**WRITTEN REQUEST:** Below are records; work out how many of their lines contain "lambda" and give only that number.
# Start of SOURCE DATA
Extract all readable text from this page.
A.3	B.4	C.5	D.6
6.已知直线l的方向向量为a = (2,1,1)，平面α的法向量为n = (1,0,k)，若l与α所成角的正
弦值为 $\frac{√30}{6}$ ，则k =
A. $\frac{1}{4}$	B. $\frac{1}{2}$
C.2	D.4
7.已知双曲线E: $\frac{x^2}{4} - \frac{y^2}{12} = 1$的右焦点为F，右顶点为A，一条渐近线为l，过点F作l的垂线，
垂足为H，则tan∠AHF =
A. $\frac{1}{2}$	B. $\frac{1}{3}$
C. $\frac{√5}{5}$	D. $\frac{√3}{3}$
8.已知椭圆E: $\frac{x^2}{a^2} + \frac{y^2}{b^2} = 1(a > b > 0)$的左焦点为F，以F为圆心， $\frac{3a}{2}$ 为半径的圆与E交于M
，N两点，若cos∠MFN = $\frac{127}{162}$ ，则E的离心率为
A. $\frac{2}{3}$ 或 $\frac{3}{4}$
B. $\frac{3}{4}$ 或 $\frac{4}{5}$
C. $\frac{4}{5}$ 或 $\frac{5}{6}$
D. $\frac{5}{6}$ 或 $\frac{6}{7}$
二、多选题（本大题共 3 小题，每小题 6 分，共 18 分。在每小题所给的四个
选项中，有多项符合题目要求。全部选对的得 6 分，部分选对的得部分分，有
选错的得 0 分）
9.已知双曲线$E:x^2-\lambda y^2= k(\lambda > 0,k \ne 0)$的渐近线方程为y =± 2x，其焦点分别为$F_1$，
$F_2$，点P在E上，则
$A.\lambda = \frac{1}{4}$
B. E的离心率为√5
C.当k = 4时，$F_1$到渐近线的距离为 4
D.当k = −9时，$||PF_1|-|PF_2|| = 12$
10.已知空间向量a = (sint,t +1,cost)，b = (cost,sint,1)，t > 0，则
# End of SOURCE DATA
**SOLUTION TO THIS PROBLEM:** 2